## Task description
Scan the data for "title" and copy the lines it appears in.

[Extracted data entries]
------------

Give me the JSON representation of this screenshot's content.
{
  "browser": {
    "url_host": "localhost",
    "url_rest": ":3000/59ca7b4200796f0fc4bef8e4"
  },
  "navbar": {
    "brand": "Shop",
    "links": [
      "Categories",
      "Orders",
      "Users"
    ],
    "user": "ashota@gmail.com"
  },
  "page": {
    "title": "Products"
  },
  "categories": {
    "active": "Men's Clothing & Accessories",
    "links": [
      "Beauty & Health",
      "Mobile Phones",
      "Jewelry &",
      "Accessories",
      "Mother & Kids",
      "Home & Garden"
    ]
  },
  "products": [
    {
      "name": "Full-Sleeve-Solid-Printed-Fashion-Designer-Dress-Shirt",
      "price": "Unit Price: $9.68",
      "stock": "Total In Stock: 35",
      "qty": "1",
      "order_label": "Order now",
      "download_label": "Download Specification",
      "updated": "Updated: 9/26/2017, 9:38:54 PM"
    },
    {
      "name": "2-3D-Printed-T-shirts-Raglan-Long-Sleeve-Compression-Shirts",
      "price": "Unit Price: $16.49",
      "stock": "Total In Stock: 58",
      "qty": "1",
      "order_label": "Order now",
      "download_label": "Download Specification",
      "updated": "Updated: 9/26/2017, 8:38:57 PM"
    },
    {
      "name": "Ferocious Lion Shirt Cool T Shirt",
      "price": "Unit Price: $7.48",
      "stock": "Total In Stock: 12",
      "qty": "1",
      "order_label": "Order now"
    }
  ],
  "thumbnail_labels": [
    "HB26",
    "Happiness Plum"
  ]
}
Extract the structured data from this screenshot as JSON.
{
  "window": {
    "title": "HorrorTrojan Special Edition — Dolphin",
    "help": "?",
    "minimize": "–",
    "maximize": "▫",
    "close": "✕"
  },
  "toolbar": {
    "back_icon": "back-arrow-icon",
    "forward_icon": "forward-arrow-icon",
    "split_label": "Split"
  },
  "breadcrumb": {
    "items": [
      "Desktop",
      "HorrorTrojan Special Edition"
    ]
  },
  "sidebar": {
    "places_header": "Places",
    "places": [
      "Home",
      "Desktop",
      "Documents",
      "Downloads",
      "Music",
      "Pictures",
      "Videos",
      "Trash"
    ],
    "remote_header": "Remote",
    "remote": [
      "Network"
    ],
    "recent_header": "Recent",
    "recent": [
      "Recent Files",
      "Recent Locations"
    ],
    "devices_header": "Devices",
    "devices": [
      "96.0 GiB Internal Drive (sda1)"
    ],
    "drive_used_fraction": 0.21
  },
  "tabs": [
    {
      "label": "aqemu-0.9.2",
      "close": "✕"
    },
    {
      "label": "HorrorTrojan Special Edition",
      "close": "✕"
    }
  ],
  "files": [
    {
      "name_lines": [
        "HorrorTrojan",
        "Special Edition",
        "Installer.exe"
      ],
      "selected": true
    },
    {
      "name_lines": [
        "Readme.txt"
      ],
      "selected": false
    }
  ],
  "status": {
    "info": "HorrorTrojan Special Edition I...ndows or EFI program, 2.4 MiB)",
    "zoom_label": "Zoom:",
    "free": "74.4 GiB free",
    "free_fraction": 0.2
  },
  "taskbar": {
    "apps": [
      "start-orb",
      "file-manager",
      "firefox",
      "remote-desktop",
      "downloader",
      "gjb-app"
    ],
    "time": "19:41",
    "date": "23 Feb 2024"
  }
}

------------

## Written solution
    "title": "Products"
    "title": "HorrorTrojan Special Edition — Dolphin",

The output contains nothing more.